**Data entries for graphics:**
★ ★ ★ ★ ★ ★ ★

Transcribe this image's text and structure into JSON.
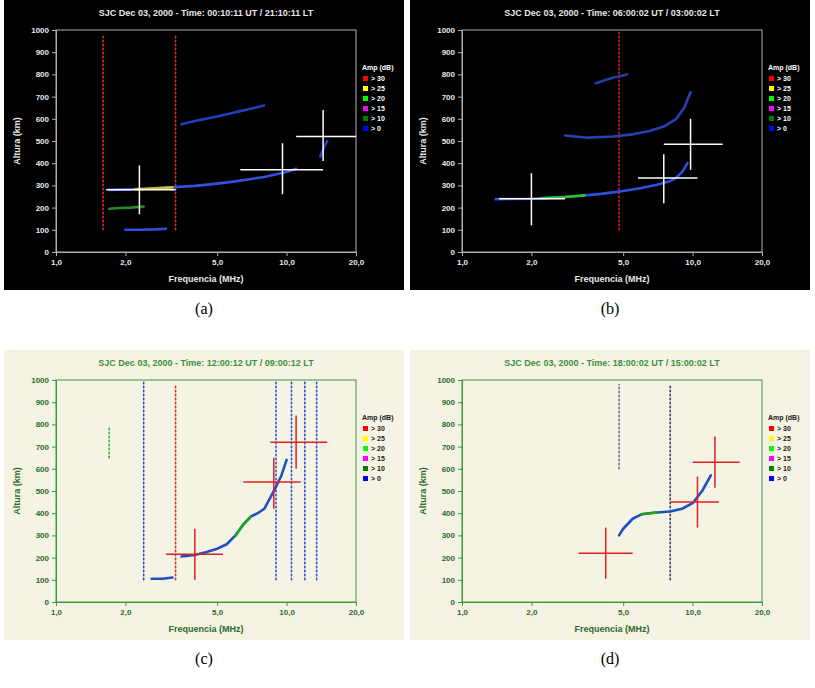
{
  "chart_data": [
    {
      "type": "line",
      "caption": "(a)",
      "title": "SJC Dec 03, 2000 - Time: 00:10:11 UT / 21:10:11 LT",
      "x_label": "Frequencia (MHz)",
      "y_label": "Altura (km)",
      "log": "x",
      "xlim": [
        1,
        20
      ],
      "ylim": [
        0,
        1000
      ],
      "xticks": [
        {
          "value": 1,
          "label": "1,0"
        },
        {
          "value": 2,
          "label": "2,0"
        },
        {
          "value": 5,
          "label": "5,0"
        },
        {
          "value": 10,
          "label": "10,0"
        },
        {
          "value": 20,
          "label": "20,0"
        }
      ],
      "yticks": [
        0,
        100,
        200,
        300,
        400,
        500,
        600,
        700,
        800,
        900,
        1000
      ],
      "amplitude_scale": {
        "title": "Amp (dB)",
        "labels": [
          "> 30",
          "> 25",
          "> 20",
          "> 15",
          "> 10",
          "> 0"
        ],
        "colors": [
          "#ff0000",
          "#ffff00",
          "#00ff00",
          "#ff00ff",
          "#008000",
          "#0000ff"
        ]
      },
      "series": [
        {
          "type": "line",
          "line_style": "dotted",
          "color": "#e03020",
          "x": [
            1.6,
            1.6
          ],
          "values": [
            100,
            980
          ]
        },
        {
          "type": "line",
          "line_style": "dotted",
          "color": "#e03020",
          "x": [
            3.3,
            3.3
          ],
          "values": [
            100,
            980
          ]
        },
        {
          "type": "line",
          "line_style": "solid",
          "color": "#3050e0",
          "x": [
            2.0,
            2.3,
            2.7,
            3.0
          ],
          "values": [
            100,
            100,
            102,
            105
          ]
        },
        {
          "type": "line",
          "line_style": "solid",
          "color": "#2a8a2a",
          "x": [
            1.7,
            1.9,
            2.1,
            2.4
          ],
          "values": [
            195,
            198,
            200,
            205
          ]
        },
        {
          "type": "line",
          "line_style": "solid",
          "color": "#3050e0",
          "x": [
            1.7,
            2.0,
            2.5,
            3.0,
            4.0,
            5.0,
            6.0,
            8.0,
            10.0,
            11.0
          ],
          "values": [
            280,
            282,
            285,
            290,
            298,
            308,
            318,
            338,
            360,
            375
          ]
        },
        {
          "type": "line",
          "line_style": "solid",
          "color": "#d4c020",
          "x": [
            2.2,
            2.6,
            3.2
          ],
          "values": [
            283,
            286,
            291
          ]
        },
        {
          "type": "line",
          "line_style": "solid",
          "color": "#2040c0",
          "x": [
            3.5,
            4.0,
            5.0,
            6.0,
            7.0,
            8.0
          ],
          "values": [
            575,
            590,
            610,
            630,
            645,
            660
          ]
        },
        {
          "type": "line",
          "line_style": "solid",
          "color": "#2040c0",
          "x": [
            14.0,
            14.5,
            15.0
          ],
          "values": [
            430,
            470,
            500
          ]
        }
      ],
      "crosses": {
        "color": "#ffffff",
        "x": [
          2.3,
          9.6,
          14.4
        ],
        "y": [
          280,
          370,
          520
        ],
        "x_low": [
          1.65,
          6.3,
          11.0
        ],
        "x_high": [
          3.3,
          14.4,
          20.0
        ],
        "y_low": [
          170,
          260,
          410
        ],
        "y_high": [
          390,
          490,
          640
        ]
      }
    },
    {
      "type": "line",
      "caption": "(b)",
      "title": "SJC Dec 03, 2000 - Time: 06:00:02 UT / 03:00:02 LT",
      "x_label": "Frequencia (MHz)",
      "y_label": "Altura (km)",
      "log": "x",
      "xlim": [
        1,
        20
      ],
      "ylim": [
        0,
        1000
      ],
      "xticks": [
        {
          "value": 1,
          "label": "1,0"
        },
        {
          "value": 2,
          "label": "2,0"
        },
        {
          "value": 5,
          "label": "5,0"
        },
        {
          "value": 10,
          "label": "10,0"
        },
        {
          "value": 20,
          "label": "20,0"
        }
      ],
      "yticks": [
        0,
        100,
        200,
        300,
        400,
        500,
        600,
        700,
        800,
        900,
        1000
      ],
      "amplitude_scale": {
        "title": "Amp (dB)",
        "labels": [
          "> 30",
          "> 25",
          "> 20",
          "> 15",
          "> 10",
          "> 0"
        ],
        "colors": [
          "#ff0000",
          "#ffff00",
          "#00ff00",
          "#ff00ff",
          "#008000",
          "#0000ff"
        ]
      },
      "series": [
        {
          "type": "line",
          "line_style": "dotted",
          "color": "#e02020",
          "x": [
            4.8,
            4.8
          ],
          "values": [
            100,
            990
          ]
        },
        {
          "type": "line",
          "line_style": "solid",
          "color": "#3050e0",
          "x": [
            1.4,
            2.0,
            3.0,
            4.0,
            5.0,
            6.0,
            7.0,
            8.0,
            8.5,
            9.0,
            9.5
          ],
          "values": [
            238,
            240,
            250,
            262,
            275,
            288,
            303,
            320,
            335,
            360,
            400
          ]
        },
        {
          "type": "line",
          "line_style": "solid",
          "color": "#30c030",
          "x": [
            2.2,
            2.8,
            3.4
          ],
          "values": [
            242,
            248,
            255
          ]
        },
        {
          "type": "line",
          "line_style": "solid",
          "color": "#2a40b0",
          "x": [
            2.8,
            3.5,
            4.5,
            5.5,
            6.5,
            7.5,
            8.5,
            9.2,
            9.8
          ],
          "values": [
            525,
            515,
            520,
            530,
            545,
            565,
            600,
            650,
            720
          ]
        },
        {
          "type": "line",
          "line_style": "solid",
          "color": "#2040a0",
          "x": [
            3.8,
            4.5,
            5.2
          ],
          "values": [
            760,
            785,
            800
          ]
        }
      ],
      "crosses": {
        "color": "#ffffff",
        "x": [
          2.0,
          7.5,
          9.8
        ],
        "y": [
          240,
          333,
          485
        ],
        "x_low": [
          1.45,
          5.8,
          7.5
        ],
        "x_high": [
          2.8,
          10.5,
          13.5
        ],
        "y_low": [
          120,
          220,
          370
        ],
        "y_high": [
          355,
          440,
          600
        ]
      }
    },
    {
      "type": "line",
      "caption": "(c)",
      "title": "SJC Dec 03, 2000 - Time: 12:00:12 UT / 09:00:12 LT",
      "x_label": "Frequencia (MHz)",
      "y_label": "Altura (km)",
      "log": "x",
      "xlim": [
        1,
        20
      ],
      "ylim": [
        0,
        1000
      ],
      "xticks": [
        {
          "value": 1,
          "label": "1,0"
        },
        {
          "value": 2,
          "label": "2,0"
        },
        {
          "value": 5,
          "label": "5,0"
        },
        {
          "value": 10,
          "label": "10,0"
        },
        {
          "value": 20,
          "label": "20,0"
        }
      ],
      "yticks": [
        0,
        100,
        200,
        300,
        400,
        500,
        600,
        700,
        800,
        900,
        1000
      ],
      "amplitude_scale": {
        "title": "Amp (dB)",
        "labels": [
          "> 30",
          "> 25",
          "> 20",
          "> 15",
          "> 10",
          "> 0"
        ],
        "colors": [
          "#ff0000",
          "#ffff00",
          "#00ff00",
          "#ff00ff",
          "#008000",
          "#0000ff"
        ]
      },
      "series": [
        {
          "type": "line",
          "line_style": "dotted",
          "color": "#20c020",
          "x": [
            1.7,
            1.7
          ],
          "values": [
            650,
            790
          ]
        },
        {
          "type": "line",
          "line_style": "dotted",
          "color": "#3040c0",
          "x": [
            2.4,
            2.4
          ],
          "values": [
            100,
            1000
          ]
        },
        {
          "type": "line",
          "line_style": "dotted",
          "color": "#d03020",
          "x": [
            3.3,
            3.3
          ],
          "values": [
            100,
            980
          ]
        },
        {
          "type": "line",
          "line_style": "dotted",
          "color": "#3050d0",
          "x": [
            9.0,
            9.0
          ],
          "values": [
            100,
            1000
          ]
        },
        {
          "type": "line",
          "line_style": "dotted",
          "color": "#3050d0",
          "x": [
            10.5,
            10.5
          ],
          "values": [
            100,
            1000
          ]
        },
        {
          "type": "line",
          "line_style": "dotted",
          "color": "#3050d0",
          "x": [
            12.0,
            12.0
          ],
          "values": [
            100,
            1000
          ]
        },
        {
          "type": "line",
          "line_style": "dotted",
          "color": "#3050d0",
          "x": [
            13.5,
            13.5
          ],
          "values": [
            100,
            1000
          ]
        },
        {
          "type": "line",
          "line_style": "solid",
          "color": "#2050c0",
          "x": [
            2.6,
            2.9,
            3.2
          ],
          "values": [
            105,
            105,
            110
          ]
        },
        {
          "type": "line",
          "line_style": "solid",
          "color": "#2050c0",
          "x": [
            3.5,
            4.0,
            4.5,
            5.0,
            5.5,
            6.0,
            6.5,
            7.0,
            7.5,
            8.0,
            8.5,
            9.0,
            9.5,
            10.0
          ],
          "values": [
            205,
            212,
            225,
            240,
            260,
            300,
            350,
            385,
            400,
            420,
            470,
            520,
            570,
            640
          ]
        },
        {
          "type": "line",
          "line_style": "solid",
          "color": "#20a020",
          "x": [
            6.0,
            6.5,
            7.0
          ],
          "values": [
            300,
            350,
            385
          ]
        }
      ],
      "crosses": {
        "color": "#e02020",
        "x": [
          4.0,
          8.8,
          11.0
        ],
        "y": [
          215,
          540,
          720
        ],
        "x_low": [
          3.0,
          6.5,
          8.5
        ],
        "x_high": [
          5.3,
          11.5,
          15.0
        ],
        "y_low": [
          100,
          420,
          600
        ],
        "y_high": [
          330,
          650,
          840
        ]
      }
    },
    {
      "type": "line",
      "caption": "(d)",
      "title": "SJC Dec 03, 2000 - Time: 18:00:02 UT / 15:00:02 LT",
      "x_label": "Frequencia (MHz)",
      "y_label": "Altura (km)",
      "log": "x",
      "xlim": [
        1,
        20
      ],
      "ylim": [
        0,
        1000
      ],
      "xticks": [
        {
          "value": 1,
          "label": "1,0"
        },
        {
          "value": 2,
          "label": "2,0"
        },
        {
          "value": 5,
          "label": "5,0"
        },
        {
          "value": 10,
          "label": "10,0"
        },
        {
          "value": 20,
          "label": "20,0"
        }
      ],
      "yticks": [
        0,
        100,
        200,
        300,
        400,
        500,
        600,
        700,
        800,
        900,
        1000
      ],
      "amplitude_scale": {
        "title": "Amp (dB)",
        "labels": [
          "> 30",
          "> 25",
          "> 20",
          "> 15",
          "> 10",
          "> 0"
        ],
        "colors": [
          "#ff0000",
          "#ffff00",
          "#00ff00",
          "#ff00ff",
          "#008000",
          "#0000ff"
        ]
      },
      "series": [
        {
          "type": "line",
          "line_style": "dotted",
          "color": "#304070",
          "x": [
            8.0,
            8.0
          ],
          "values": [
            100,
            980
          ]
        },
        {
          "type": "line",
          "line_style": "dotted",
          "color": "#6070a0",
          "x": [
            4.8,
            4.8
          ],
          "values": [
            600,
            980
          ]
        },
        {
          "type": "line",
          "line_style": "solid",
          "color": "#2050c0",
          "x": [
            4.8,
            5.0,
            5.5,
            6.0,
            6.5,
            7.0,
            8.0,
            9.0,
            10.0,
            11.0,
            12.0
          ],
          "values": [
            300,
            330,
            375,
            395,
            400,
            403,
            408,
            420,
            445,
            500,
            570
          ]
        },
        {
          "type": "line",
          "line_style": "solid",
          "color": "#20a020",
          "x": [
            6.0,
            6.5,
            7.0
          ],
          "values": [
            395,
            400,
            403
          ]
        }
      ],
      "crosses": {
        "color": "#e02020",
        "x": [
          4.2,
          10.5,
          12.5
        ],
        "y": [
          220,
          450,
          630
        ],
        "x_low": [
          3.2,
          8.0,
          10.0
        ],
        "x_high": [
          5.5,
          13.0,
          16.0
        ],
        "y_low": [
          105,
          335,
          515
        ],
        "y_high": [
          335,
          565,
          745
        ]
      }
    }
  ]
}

★ ★ ★ ★ ★ ★ ★

**Aim of the task:**
Copy each line of the records above that carries the word "caption".

**Answer to the task:**
      "caption": "(a)",
      "caption": "(b)",
      "caption": "(c)",
      "caption": "(d)",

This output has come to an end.